> **PROBLEM**
Gather all lines containing the string "สะพานเช" and copy them out.

━━━━━━━━━━━━━━━━━━━━━━━━━━━━━━

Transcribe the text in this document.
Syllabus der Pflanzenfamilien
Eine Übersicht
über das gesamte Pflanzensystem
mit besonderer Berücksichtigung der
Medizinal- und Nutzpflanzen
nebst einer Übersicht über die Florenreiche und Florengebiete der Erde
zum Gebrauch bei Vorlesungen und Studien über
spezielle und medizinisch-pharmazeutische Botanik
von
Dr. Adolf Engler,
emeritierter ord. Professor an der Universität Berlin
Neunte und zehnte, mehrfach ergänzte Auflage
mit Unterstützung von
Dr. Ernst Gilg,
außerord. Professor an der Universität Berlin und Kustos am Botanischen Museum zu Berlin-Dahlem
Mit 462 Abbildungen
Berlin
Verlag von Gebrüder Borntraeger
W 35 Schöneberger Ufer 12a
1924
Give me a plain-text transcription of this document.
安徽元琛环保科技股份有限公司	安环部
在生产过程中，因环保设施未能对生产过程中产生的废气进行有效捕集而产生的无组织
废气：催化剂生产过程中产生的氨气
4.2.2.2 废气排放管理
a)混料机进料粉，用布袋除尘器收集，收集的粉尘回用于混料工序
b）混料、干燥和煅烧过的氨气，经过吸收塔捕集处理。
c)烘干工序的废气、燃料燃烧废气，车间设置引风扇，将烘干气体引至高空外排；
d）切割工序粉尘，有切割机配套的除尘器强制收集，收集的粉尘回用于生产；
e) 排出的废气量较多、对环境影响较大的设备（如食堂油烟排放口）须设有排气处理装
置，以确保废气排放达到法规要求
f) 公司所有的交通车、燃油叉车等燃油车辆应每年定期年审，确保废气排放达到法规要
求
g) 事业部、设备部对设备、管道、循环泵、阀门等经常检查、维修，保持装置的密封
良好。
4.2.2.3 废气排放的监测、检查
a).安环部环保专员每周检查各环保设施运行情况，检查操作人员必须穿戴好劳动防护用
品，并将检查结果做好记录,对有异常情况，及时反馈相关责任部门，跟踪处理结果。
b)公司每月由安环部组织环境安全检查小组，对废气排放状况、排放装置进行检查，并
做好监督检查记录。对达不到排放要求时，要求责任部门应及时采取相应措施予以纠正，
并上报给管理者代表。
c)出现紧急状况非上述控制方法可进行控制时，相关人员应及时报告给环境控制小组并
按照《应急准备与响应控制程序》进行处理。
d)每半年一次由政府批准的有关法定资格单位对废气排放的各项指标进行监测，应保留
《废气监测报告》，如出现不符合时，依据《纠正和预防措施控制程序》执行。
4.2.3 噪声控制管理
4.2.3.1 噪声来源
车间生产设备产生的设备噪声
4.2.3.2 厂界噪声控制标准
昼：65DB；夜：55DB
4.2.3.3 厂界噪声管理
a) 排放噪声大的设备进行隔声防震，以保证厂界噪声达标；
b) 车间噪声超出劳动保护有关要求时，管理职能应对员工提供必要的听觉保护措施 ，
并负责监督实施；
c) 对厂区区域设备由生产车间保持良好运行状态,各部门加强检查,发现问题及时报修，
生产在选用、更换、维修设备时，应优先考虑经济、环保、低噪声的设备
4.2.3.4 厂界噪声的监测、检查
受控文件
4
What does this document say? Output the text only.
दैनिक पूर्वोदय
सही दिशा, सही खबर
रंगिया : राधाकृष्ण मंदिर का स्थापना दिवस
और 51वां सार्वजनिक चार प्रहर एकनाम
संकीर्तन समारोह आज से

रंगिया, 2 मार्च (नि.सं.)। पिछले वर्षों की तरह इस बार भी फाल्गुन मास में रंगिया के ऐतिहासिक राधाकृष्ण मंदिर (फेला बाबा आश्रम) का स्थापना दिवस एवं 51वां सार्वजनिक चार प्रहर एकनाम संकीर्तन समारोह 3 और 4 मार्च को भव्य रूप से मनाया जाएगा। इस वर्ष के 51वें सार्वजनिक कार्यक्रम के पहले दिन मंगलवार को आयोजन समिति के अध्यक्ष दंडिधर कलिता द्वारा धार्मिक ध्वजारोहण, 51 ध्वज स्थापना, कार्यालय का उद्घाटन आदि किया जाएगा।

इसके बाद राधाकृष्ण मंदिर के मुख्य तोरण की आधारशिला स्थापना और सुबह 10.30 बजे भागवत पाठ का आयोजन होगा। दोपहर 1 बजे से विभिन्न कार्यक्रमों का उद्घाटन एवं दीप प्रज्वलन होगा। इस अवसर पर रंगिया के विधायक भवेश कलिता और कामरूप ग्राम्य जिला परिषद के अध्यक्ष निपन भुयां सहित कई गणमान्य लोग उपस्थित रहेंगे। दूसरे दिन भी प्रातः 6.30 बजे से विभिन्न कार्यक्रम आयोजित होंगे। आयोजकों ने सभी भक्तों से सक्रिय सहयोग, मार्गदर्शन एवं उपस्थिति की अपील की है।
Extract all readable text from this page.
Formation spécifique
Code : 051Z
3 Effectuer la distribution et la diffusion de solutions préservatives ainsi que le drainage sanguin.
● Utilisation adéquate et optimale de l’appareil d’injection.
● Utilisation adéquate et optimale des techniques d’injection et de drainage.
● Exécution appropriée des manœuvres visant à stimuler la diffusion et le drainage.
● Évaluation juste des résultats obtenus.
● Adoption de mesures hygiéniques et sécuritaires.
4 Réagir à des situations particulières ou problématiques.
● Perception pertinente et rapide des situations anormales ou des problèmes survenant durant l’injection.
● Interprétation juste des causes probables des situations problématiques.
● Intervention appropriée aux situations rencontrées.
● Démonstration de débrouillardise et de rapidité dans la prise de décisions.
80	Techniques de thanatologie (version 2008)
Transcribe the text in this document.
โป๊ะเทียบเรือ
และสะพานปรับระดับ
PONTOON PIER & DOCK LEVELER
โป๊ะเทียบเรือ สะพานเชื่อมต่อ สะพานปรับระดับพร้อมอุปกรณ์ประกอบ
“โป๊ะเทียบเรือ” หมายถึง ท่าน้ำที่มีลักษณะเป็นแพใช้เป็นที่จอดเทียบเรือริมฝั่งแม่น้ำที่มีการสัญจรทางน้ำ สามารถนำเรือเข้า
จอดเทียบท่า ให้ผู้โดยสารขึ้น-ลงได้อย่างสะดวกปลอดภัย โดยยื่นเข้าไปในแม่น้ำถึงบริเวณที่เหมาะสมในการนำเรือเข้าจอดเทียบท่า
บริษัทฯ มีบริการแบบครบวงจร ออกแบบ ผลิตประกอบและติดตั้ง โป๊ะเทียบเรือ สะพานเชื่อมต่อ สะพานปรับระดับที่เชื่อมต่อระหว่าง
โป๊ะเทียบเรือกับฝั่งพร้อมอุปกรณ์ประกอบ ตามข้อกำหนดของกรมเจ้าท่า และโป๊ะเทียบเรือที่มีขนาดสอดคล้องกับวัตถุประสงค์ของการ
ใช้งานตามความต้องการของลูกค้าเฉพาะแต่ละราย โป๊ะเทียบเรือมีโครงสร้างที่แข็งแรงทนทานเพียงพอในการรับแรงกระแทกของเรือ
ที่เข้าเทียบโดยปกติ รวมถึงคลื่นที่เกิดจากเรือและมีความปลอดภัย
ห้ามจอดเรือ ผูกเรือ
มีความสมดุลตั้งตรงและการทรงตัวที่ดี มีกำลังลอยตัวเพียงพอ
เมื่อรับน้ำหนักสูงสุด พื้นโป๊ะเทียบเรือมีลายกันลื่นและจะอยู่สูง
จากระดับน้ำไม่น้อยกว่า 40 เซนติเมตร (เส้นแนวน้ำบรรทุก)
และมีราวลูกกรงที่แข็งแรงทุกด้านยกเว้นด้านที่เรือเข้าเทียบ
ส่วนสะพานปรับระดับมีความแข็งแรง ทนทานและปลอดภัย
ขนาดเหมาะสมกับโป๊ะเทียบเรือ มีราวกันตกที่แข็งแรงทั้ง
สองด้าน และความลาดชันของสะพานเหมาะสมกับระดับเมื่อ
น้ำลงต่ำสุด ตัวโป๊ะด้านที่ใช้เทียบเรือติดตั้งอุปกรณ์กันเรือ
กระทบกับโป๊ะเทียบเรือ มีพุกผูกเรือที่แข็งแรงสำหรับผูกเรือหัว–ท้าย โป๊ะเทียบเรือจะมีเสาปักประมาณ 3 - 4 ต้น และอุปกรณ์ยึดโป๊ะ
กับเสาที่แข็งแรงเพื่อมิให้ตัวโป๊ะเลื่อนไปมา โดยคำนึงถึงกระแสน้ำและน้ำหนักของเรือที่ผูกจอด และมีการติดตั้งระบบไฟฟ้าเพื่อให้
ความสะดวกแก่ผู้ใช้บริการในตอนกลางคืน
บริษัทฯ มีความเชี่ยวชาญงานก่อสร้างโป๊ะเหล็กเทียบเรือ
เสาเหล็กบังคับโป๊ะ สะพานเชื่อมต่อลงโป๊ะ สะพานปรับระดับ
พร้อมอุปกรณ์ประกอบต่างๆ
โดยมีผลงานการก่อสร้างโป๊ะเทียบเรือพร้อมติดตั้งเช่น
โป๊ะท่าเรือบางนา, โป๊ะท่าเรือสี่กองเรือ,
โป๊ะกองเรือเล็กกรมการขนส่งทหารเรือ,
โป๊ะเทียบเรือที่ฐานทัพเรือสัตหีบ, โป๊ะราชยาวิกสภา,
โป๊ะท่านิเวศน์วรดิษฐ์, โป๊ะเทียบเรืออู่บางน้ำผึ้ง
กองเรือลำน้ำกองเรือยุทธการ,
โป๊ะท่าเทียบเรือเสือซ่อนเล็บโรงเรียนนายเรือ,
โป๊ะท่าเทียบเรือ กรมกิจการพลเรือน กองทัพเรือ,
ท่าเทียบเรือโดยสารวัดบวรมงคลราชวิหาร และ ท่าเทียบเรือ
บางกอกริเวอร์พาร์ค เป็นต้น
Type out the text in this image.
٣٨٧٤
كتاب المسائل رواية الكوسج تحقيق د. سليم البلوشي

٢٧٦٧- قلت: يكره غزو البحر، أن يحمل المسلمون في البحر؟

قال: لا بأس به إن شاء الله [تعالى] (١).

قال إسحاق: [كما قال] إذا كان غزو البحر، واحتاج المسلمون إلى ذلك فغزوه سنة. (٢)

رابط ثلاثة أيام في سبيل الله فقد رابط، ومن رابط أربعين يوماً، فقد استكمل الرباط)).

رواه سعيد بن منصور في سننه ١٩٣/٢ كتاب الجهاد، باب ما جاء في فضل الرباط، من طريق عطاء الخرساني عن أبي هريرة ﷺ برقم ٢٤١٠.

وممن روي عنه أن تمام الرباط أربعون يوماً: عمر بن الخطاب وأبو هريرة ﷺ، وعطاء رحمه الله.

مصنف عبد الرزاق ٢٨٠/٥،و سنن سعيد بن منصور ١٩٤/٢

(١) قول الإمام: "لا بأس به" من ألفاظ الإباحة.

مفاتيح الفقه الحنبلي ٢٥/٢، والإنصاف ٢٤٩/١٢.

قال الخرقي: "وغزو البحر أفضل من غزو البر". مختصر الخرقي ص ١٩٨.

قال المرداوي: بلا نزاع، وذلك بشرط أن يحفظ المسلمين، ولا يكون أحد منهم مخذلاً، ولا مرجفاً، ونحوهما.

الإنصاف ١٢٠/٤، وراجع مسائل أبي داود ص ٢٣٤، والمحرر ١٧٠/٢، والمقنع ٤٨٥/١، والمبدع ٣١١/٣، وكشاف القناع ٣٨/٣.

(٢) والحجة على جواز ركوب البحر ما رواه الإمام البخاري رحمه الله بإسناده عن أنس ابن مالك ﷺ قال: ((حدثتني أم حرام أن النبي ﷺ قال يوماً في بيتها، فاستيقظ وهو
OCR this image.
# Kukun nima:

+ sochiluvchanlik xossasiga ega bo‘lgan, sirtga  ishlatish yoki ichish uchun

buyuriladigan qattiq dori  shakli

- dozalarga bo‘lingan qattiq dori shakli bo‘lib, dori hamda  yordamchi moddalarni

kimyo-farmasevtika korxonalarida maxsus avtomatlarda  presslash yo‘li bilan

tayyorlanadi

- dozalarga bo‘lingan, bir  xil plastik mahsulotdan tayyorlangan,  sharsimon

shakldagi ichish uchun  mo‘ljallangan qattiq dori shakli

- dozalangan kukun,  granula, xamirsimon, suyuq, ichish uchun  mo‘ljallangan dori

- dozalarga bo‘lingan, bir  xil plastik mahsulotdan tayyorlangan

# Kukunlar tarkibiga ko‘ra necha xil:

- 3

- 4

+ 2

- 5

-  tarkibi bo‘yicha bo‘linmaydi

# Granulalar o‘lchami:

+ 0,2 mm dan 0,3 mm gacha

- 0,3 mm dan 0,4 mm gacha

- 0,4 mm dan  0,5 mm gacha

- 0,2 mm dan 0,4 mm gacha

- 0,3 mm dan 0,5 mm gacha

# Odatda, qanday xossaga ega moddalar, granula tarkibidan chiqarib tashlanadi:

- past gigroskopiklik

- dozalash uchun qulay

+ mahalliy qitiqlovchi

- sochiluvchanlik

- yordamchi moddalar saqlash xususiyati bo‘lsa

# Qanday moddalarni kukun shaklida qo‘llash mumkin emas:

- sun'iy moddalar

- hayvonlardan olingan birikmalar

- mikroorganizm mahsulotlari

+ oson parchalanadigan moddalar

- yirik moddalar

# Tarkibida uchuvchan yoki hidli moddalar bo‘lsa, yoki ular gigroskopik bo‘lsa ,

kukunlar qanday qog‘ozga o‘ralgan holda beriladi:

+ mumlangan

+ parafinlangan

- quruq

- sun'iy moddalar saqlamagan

━━━━━━━━━━━━━━━━━━━━━━━━━━━━━━

> **WRITTEN ANSWER**
โป๊ะเทียบเรือ สะพานเชื่อมต่อ สะพานปรับระดับพร้อมอุปกรณ์ประกอบ
บริษัทฯ มีบริการแบบครบวงจร ออกแบบ ผลิตประกอบและติดตั้ง โป๊ะเทียบเรือ สะพานเชื่อมต่อ สะพานปรับระดับที่เชื่อมต่อระหว่าง
เสาเหล็กบังคับโป๊ะ สะพานเชื่อมต่อลงโป๊ะ สะพานปรับระดับ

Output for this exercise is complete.